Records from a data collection

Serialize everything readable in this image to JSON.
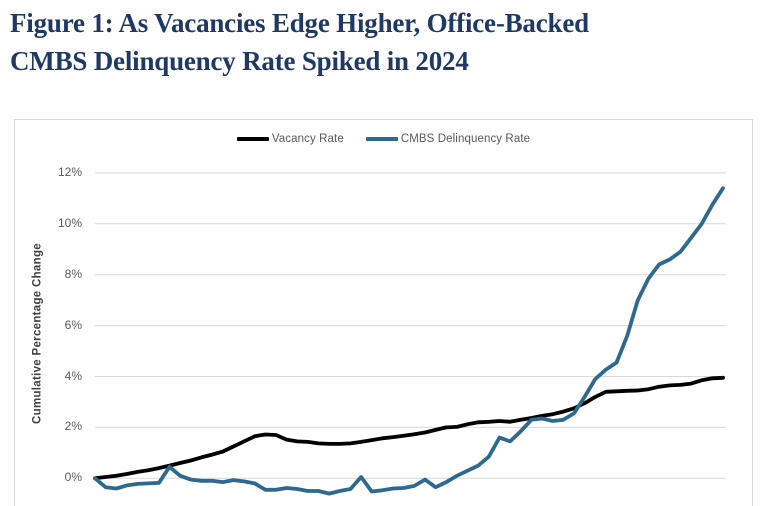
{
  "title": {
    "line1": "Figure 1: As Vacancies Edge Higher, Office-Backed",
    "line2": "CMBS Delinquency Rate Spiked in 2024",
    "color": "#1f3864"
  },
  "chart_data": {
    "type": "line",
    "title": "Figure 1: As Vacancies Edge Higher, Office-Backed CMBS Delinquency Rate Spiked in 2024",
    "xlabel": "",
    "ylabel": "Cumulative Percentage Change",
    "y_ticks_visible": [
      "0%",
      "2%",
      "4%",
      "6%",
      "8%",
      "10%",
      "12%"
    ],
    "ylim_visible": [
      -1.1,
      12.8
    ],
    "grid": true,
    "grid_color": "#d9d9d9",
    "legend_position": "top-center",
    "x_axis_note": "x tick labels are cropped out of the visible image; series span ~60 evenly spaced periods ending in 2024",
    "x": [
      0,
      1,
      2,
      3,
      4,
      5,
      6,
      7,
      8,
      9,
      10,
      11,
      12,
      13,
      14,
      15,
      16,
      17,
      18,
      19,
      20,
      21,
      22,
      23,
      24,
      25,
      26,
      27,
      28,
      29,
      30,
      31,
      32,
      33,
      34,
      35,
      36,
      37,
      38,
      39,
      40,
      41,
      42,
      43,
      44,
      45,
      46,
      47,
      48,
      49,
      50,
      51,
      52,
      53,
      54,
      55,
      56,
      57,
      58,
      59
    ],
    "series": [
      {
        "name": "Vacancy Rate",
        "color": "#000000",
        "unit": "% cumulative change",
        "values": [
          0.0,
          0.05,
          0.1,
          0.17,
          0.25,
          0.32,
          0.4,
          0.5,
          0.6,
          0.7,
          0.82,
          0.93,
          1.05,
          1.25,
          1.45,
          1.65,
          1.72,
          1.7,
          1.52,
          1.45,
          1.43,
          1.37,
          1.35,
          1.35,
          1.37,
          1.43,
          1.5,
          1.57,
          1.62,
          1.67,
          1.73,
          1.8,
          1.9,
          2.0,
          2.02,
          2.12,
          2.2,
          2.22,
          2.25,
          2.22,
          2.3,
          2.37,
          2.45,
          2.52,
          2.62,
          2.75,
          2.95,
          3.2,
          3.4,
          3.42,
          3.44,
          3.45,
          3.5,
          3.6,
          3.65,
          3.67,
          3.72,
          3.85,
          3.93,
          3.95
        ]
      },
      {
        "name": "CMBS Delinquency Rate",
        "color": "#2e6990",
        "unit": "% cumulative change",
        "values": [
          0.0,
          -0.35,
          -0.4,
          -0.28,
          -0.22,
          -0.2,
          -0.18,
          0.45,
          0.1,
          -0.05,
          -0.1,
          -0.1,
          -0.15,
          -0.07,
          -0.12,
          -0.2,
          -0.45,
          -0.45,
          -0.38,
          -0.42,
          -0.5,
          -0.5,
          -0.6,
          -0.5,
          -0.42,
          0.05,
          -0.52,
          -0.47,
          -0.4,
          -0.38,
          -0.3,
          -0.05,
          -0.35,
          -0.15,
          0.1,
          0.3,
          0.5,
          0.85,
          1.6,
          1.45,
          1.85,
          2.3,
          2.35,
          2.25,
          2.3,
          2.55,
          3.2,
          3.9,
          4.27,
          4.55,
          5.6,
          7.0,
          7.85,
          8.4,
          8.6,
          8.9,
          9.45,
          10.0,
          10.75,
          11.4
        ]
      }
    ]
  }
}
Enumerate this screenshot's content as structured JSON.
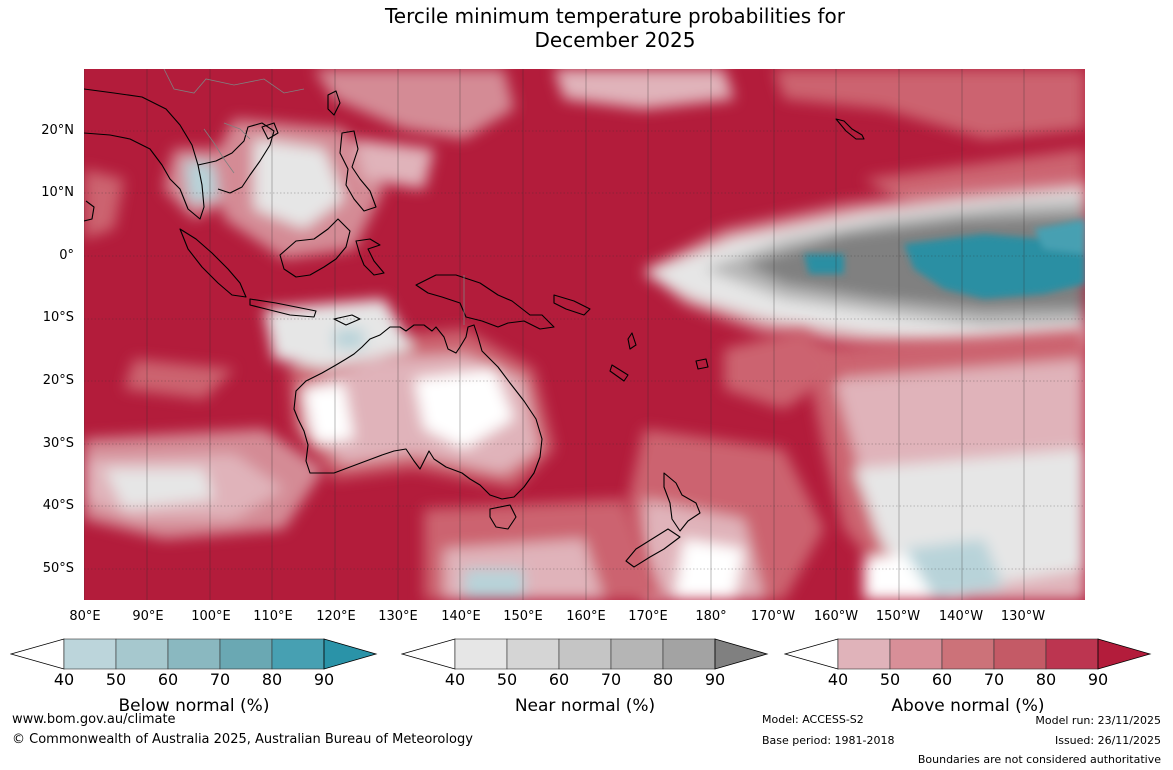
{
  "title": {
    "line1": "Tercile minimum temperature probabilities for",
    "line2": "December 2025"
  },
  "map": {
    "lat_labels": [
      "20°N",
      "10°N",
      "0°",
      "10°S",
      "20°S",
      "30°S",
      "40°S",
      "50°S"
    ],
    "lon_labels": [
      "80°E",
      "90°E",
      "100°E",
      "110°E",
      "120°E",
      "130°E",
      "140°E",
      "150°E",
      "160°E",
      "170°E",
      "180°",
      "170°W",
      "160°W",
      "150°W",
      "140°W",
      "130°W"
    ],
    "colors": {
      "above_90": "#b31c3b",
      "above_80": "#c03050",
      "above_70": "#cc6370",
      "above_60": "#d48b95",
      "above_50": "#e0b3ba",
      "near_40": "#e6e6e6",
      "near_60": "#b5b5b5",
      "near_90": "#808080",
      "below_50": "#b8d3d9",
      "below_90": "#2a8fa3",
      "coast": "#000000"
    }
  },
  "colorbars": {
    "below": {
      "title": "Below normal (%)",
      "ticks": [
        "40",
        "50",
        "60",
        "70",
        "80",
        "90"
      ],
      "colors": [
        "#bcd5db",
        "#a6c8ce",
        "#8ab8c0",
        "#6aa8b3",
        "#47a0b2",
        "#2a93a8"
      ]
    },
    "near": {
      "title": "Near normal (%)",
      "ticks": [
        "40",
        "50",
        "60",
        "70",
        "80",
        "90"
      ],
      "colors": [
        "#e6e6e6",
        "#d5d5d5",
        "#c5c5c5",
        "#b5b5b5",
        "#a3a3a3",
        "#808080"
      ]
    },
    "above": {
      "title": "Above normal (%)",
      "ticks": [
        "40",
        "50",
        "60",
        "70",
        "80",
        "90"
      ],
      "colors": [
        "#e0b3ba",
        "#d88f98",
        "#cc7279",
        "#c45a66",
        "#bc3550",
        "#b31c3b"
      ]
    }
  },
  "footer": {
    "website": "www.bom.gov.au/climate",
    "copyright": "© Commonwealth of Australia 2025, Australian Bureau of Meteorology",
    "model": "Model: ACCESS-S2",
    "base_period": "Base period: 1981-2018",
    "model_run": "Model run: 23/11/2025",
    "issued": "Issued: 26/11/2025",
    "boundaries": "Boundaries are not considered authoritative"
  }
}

> _The exercise_
Omit every picture, then reproduce the rest of the listing exactly.

> _Solved exercise_
Serialize everything readable in this image to JSON.
{
  "title": {
    "line1": "Figure 1: As Vacancies Edge Higher, Office-Backed",
    "line2": "CMBS Delinquency Rate Spiked in 2024",
    "color": "#1f3864"
  },
  "chart_data": {
    "type": "line",
    "title": "Figure 1: As Vacancies Edge Higher, Office-Backed CMBS Delinquency Rate Spiked in 2024",
    "xlabel": "",
    "ylabel": "Cumulative Percentage Change",
    "y_ticks_visible": [
      "0%",
      "2%",
      "4%",
      "6%",
      "8%",
      "10%",
      "12%"
    ],
    "ylim_visible": [
      -1.1,
      12.8
    ],
    "grid": true,
    "grid_color": "#d9d9d9",
    "legend_position": "top-center",
    "x_axis_note": "x tick labels are cropped out of the visible image; series span ~60 evenly spaced periods ending in 2024",
    "x": [
      0,
      1,
      2,
      3,
      4,
      5,
      6,
      7,
      8,
      9,
      10,
      11,
      12,
      13,
      14,
      15,
      16,
      17,
      18,
      19,
      20,
      21,
      22,
      23,
      24,
      25,
      26,
      27,
      28,
      29,
      30,
      31,
      32,
      33,
      34,
      35,
      36,
      37,
      38,
      39,
      40,
      41,
      42,
      43,
      44,
      45,
      46,
      47,
      48,
      49,
      50,
      51,
      52,
      53,
      54,
      55,
      56,
      57,
      58,
      59
    ],
    "series": [
      {
        "name": "Vacancy Rate",
        "color": "#000000",
        "unit": "% cumulative change",
        "values": [
          0.0,
          0.05,
          0.1,
          0.17,
          0.25,
          0.32,
          0.4,
          0.5,
          0.6,
          0.7,
          0.82,
          0.93,
          1.05,
          1.25,
          1.45,
          1.65,
          1.72,
          1.7,
          1.52,
          1.45,
          1.43,
          1.37,
          1.35,
          1.35,
          1.37,
          1.43,
          1.5,
          1.57,
          1.62,
          1.67,
          1.73,
          1.8,
          1.9,
          2.0,
          2.02,
          2.12,
          2.2,
          2.22,
          2.25,
          2.22,
          2.3,
          2.37,
          2.45,
          2.52,
          2.62,
          2.75,
          2.95,
          3.2,
          3.4,
          3.42,
          3.44,
          3.45,
          3.5,
          3.6,
          3.65,
          3.67,
          3.72,
          3.85,
          3.93,
          3.95
        ]
      },
      {
        "name": "CMBS Delinquency Rate",
        "color": "#2e6990",
        "unit": "% cumulative change",
        "values": [
          0.0,
          -0.35,
          -0.4,
          -0.28,
          -0.22,
          -0.2,
          -0.18,
          0.45,
          0.1,
          -0.05,
          -0.1,
          -0.1,
          -0.15,
          -0.07,
          -0.12,
          -0.2,
          -0.45,
          -0.45,
          -0.38,
          -0.42,
          -0.5,
          -0.5,
          -0.6,
          -0.5,
          -0.42,
          0.05,
          -0.52,
          -0.47,
          -0.4,
          -0.38,
          -0.3,
          -0.05,
          -0.35,
          -0.15,
          0.1,
          0.3,
          0.5,
          0.85,
          1.6,
          1.45,
          1.85,
          2.3,
          2.35,
          2.25,
          2.3,
          2.55,
          3.2,
          3.9,
          4.27,
          4.55,
          5.6,
          7.0,
          7.85,
          8.4,
          8.6,
          8.9,
          9.45,
          10.0,
          10.75,
          11.4
        ]
      }
    ]
  }
}
Enumerate this screenshot's content as structured JSON.
{
  "title": {
    "line1": "Tercile minimum temperature probabilities for",
    "line2": "December 2025"
  },
  "map": {
    "lat_labels": [
      "20°N",
      "10°N",
      "0°",
      "10°S",
      "20°S",
      "30°S",
      "40°S",
      "50°S"
    ],
    "lon_labels": [
      "80°E",
      "90°E",
      "100°E",
      "110°E",
      "120°E",
      "130°E",
      "140°E",
      "150°E",
      "160°E",
      "170°E",
      "180°",
      "170°W",
      "160°W",
      "150°W",
      "140°W",
      "130°W"
    ],
    "colors": {
      "above_90": "#b31c3b",
      "above_80": "#c03050",
      "above_70": "#cc6370",
      "above_60": "#d48b95",
      "above_50": "#e0b3ba",
      "near_40": "#e6e6e6",
      "near_60": "#b5b5b5",
      "near_90": "#808080",
      "below_50": "#b8d3d9",
      "below_90": "#2a8fa3",
      "coast": "#000000"
    }
  },
  "colorbars": {
    "below": {
      "title": "Below normal (%)",
      "ticks": [
        "40",
        "50",
        "60",
        "70",
        "80",
        "90"
      ],
      "colors": [
        "#bcd5db",
        "#a6c8ce",
        "#8ab8c0",
        "#6aa8b3",
        "#47a0b2",
        "#2a93a8"
      ]
    },
    "near": {
      "title": "Near normal (%)",
      "ticks": [
        "40",
        "50",
        "60",
        "70",
        "80",
        "90"
      ],
      "colors": [
        "#e6e6e6",
        "#d5d5d5",
        "#c5c5c5",
        "#b5b5b5",
        "#a3a3a3",
        "#808080"
      ]
    },
    "above": {
      "title": "Above normal (%)",
      "ticks": [
        "40",
        "50",
        "60",
        "70",
        "80",
        "90"
      ],
      "colors": [
        "#e0b3ba",
        "#d88f98",
        "#cc7279",
        "#c45a66",
        "#bc3550",
        "#b31c3b"
      ]
    }
  },
  "footer": {
    "website": "www.bom.gov.au/climate",
    "copyright": "© Commonwealth of Australia 2025, Australian Bureau of Meteorology",
    "model": "Model: ACCESS-S2",
    "base_period": "Base period: 1981-2018",
    "model_run": "Model run: 23/11/2025",
    "issued": "Issued: 26/11/2025",
    "boundaries": "Boundaries are not considered authoritative"
  }
}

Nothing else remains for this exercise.